Consegna scritta a
Trascrivi tali e quali le righe dell'elenco, dalla riga che contiene "view-button[interactable]: 查看 (371, 651, 445, 685)" fino alla riga che contiene "warning-icon (64, 516, 98, 552)", entrambe comprese.

Testo di riferimento
::::::
Il “grande freddo” tra governo e Quirinale. Domani Meloni in piazza mentre Mattarella riceve le alte cariche
Alle 16 la premier-leader parlerà in piazza del Popolo nel comizio finale della circoscrizione Centro. Ma quella è la giornata in cui tradizionalmente il Capo dello Stato riceve al Quirinale le alte cariche. Ennesimo sgarbo. L’interventismo buono del Presidente della Repubblica preoccupato per le conseguenze delle tre riforme - magistratura, premierato e autonomie - la cui portata va vista nell’insieme. Nelle celebrazioni su Matteotti Meloni condanna “lo squadrismo fascista”.

Giorgia Meloni farò il suo comizio elettorale sabato primo giugno nel pomeriggio in piazza del Popolo. La leader di Fratelli d’Italia capolista in tutte le circoscrizioni dovrebbe parlare al suo “popolo” verso le 16, circa, solleone e caldo afoso ma fa niente. Sarà quello il giorno prescelto per chiudere la sua campagna elettorale nella circoscrizione Centro. Peccato sia lo stesso giorno in cui tradizionalmente le alte cariche dello Stato e le diplomazie salgono al Quirinale per i tradizionali saluti in occasione della Festa della Repubblica. Probabilmente la premier ad un certo punto del pomeriggio si leverà la maglietta della candidata e capopopolo e indosserà quella più istituzionale della premier per salire al Quirinale. Giusto il temo di qualche saluto e un brindisi dalla terrazza più bella d’Italia. E’ assai probabile che la leader del partito coprirà tutto quello che avverrà dopo, soprattutto il Quirinale. Assomiglia molto ad un sgarbo.
::::::
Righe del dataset

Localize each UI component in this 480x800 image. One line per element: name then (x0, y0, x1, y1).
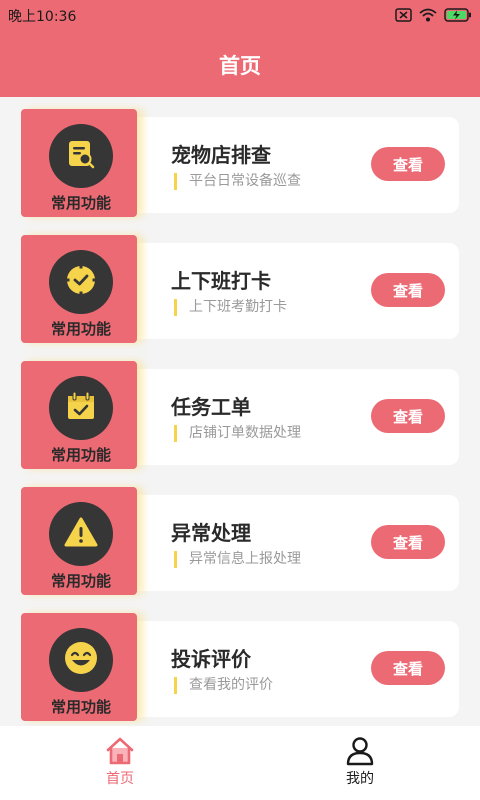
view-button[interactable]: 查看 (371, 651, 445, 685)
view-button[interactable]: 查看 (371, 399, 445, 433)
tab-home-label: 首页 (106, 771, 134, 787)
card-badge: 常用功能 (21, 109, 137, 217)
card-subtitle: 上下班考勤打卡 (174, 299, 287, 316)
card-title: 宠物店排查 (171, 143, 271, 167)
card-badge: 常用功能 (21, 487, 137, 595)
feature-card-clock-in[interactable]: 常用功能 上下班打卡 上下班考勤打卡 查看 (21, 235, 459, 345)
calendar-check-icon (65, 390, 97, 426)
inspection-document-icon (65, 138, 97, 174)
user-icon (345, 736, 375, 766)
feature-card-complaints-reviews[interactable]: 常用功能 投诉评价 查看我的评价 查看 (21, 613, 459, 723)
icon-circle (49, 250, 113, 314)
card-badge: 常用功能 (21, 613, 137, 721)
battery-charging-icon (444, 7, 472, 26)
badge-label: 常用功能 (50, 572, 111, 590)
app-root: 晚上10:36 首页 常用功能 宠物店排查 平台日常设备巡查 查看 常用功能 上… (0, 0, 480, 800)
bottom-tab-bar: 首页 我的 (0, 726, 480, 800)
card-title: 任务工单 (171, 395, 251, 419)
card-title: 异常处理 (171, 521, 251, 545)
icon-circle (49, 628, 113, 692)
feature-card-pet-store-inspection[interactable]: 常用功能 宠物店排查 平台日常设备巡查 查看 (21, 109, 459, 219)
sim-off-icon (395, 7, 412, 26)
card-subtitle: 查看我的评价 (174, 677, 273, 694)
card-badge: 常用功能 (21, 361, 137, 469)
icon-circle (49, 124, 113, 188)
page-title: 首页 (219, 54, 261, 78)
home-icon (105, 736, 135, 766)
view-button[interactable]: 查看 (371, 525, 445, 559)
view-button[interactable]: 查看 (371, 147, 445, 181)
icon-circle (49, 502, 113, 566)
card-title: 投诉评价 (171, 647, 251, 671)
tab-mine-label: 我的 (346, 771, 374, 787)
card-subtitle: 店铺订单数据处理 (174, 425, 301, 442)
status-time: 晚上10:36 (8, 9, 77, 25)
card-badge: 常用功能 (21, 235, 137, 343)
status-icons (395, 7, 472, 26)
card-subtitle: 异常信息上报处理 (174, 551, 301, 568)
icon-circle (49, 376, 113, 440)
badge-label: 常用功能 (50, 698, 111, 716)
wifi-icon (419, 7, 437, 26)
warning-icon (64, 516, 98, 552)
view-button[interactable]: 查看 (371, 273, 445, 307)
tab-mine[interactable]: 我的 (240, 726, 480, 800)
card-title: 上下班打卡 (171, 269, 271, 293)
badge-label: 常用功能 (50, 194, 111, 212)
header-bar: 晚上10:36 首页 (0, 0, 480, 97)
feature-card-exception-handling[interactable]: 常用功能 异常处理 异常信息上报处理 查看 (21, 487, 459, 597)
badge-label: 常用功能 (50, 446, 111, 464)
tab-home[interactable]: 首页 (0, 726, 240, 800)
clock-check-icon (64, 263, 98, 301)
smile-icon (63, 640, 99, 680)
card-subtitle: 平台日常设备巡查 (174, 173, 301, 190)
feature-card-task-orders[interactable]: 常用功能 任务工单 店铺订单数据处理 查看 (21, 361, 459, 471)
status-bar: 晚上10:36 (0, 0, 480, 30)
badge-label: 常用功能 (50, 320, 111, 338)
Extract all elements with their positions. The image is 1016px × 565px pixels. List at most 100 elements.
::::::
Consegna scritta b
Nell'articolo su Meloni e il Quirinale, verso che ora dovrebbe parlare la premier in piazza del Popolo?

Risposta a
view-button[interactable]: 查看 (371, 651, 445, 685)
view-button[interactable]: 查看 (371, 399, 445, 433)
tab-home-label: 首页 (106, 771, 134, 787)
card-badge: 常用功能 (21, 109, 137, 217)
card-subtitle: 上下班考勤打卡 (174, 299, 287, 316)
card-title: 宠物店排查 (171, 143, 271, 167)
card-badge: 常用功能 (21, 487, 137, 595)
feature-card-clock-in[interactable]: 常用功能 上下班打卡 上下班考勤打卡 查看 (21, 235, 459, 345)
calendar-check-icon (65, 390, 97, 426)
inspection-document-icon (65, 138, 97, 174)
user-icon (345, 736, 375, 766)
feature-card-complaints-reviews[interactable]: 常用功能 投诉评价 查看我的评价 查看 (21, 613, 459, 723)
icon-circle (49, 250, 113, 314)
card-badge: 常用功能 (21, 613, 137, 721)
battery-charging-icon (444, 7, 472, 26)
badge-label: 常用功能 (50, 572, 111, 590)
app-root: 晚上10:36 首页 常用功能 宠物店排查 平台日常设备巡查 查看 常用功能 上… (0, 0, 480, 800)
bottom-tab-bar: 首页 我的 (0, 726, 480, 800)
card-title: 任务工单 (171, 395, 251, 419)
card-title: 异常处理 (171, 521, 251, 545)
icon-circle (49, 628, 113, 692)
feature-card-pet-store-inspection[interactable]: 常用功能 宠物店排查 平台日常设备巡查 查看 (21, 109, 459, 219)
sim-off-icon (395, 7, 412, 26)
card-subtitle: 查看我的评价 (174, 677, 273, 694)
card-badge: 常用功能 (21, 361, 137, 469)
icon-circle (49, 124, 113, 188)
page-title: 首页 (219, 54, 261, 78)
home-icon (105, 736, 135, 766)
view-button[interactable]: 查看 (371, 525, 445, 559)
view-button[interactable]: 查看 (371, 147, 445, 181)
icon-circle (49, 502, 113, 566)
card-title: 投诉评价 (171, 647, 251, 671)
tab-mine-label: 我的 (346, 771, 374, 787)
card-subtitle: 店铺订单数据处理 (174, 425, 301, 442)
status-time: 晚上10:36 (8, 9, 77, 25)
card-badge: 常用功能 (21, 235, 137, 343)
status-icons (395, 7, 472, 26)
card-subtitle: 异常信息上报处理 (174, 551, 301, 568)
icon-circle (49, 376, 113, 440)
badge-label: 常用功能 (50, 698, 111, 716)
wifi-icon (419, 7, 437, 26)
warning-icon (64, 516, 98, 552)

Risposta b
Verso le 16.